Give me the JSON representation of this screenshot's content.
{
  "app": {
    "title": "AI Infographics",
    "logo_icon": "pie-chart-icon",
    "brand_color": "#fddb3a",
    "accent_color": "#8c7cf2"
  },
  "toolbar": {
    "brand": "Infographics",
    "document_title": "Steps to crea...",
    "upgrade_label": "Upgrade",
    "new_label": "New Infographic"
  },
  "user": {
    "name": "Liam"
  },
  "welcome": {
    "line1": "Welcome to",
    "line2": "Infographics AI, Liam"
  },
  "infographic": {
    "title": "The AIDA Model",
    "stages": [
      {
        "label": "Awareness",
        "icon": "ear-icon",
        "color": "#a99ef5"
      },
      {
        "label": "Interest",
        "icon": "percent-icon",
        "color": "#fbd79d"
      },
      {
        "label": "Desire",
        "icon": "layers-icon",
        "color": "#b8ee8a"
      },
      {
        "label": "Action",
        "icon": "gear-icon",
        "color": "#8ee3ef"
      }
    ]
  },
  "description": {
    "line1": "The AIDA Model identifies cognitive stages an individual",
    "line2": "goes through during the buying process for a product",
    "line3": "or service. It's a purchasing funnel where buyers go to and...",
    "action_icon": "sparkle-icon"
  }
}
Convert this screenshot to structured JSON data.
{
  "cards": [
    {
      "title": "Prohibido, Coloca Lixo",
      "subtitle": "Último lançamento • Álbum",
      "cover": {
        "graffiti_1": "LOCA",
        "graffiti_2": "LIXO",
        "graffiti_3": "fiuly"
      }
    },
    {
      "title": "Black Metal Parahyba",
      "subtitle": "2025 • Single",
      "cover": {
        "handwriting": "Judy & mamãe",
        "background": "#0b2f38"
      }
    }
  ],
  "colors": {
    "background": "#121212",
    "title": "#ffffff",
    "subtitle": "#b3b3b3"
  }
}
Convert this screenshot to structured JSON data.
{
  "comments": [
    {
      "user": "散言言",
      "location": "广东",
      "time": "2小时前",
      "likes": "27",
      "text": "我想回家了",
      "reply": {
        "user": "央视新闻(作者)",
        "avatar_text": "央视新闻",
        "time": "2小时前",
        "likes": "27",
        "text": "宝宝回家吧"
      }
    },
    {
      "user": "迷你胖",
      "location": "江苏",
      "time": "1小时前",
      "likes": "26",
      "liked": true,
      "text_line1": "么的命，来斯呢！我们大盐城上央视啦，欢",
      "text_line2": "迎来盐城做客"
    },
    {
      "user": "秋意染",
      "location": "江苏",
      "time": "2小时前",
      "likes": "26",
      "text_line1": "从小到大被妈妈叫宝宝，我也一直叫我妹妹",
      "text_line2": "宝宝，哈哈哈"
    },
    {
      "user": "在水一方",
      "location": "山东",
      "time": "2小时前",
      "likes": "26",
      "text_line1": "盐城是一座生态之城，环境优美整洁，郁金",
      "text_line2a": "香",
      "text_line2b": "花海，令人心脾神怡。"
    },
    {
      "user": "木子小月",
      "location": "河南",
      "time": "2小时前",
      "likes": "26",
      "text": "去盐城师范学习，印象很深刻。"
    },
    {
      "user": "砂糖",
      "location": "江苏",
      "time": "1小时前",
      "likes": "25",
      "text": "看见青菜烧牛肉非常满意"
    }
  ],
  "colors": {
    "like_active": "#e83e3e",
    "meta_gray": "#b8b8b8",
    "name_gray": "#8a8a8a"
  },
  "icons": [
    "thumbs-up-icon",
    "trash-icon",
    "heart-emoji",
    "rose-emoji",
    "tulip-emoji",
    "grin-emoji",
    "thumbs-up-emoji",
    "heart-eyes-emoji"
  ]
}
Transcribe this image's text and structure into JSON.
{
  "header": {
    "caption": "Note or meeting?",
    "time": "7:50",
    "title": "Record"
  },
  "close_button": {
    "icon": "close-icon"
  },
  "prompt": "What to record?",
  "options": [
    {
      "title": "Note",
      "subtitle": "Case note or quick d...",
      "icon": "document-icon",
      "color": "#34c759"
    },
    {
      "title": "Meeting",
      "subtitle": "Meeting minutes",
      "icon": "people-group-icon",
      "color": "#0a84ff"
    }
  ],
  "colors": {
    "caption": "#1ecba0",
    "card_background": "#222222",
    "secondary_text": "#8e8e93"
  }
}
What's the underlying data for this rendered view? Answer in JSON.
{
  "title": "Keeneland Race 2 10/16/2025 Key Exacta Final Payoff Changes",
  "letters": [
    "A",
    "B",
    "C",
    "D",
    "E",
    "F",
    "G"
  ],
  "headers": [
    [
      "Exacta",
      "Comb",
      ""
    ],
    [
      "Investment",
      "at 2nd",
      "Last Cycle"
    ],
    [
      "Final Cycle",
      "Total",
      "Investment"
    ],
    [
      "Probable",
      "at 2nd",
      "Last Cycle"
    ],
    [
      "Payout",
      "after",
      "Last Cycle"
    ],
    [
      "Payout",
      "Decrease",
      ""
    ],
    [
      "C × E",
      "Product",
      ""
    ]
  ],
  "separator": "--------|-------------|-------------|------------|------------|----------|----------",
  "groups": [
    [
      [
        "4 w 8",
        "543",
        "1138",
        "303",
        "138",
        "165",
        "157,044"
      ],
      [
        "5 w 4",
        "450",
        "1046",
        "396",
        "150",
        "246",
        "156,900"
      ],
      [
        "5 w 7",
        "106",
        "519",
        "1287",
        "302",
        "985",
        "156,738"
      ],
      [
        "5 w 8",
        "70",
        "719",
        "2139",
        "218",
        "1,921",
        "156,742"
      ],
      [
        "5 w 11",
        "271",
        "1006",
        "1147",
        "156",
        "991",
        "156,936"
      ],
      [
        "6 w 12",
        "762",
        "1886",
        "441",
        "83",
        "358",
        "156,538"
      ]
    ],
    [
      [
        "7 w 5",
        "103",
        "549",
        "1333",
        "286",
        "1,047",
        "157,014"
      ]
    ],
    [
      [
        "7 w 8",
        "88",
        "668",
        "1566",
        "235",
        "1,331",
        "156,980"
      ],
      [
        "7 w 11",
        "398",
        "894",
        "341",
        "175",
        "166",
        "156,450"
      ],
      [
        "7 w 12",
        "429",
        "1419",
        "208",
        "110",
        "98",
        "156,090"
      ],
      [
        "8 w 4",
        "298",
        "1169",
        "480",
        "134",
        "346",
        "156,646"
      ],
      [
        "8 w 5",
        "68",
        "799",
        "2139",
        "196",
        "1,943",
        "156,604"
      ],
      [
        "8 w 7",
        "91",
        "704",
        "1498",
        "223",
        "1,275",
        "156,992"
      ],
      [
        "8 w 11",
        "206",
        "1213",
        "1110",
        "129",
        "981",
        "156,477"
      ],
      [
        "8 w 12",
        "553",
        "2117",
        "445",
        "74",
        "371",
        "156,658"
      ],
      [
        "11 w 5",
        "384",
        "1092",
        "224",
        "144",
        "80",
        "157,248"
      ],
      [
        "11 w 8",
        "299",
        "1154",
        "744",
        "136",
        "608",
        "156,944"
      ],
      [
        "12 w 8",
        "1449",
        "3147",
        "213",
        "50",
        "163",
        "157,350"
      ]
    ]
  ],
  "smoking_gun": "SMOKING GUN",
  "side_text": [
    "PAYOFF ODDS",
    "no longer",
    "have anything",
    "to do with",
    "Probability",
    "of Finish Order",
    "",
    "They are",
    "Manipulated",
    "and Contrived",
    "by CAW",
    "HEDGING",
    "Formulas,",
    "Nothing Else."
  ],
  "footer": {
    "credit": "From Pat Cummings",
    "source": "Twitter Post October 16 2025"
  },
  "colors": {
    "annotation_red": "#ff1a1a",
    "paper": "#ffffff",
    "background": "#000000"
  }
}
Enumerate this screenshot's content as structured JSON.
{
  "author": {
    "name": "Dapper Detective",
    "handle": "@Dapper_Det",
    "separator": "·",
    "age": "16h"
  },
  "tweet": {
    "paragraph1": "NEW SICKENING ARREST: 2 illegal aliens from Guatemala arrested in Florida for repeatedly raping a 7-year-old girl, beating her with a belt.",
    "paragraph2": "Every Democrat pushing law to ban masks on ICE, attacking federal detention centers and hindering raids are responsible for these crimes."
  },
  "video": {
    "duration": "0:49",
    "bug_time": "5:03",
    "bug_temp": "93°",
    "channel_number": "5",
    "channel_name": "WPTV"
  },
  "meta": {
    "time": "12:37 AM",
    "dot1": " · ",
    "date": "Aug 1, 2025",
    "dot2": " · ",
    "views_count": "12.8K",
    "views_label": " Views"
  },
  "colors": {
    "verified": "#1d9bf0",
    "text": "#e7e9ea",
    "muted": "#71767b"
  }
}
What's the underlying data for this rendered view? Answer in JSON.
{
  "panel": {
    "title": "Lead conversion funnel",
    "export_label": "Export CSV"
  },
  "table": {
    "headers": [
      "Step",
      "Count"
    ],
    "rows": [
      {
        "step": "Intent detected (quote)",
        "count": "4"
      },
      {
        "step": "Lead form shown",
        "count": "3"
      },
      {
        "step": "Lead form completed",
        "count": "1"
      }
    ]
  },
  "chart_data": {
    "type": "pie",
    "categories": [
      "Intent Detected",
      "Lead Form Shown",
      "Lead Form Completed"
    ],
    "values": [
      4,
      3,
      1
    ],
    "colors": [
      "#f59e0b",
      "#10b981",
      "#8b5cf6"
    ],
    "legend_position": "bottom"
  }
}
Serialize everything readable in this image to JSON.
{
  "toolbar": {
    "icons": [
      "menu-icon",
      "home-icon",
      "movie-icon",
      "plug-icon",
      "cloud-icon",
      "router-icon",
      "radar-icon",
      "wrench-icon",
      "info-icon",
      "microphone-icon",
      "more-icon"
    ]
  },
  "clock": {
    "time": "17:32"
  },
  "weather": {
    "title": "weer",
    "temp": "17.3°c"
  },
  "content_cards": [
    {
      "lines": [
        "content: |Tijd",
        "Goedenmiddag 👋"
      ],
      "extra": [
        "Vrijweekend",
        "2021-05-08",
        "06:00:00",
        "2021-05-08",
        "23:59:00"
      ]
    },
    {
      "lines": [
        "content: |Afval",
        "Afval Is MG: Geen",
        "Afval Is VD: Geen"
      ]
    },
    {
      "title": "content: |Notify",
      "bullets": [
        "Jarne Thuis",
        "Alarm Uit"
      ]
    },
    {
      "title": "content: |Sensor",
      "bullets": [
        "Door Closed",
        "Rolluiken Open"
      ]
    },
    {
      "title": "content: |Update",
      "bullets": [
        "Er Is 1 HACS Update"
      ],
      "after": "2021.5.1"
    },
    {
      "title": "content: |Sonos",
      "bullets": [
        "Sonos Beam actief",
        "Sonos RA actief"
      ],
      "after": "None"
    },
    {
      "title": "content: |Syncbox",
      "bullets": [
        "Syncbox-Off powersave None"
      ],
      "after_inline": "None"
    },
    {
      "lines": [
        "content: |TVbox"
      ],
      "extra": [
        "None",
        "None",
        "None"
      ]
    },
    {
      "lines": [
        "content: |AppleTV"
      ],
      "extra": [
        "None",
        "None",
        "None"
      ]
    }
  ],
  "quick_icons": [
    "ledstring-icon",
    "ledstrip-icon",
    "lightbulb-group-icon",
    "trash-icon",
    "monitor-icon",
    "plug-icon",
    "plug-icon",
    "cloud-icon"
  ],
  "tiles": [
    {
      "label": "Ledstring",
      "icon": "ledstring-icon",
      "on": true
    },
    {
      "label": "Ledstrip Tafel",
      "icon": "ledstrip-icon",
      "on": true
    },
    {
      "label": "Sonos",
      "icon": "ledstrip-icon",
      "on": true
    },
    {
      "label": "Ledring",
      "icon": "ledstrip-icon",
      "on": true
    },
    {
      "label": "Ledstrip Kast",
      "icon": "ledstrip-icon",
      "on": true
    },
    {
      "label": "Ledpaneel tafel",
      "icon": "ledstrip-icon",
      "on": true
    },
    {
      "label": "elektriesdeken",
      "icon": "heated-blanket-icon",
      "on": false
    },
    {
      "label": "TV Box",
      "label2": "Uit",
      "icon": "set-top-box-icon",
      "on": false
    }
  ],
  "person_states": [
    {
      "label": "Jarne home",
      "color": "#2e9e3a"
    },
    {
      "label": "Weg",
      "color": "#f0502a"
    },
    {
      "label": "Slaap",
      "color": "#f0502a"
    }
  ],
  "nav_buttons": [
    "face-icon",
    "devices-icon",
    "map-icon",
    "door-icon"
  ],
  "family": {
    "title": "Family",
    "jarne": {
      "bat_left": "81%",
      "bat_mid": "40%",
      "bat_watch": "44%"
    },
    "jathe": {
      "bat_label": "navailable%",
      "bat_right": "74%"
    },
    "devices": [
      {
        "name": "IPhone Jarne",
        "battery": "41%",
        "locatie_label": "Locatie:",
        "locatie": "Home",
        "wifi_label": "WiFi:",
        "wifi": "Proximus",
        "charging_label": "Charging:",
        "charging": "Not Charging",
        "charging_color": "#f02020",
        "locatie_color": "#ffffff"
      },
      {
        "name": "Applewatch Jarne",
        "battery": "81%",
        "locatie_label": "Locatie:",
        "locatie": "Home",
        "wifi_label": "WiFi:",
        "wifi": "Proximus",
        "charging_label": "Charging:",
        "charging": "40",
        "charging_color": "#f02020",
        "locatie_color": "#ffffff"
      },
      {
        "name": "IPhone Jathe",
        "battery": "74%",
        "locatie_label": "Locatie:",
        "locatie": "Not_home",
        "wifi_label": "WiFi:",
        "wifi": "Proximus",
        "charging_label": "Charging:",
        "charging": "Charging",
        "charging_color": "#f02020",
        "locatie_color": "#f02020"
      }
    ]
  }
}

····················

Collect from the data above every line that includes "Model".

    "title": "The AIDA Model",
    "line1": "The AIDA Model identifies cognitive stages an individual",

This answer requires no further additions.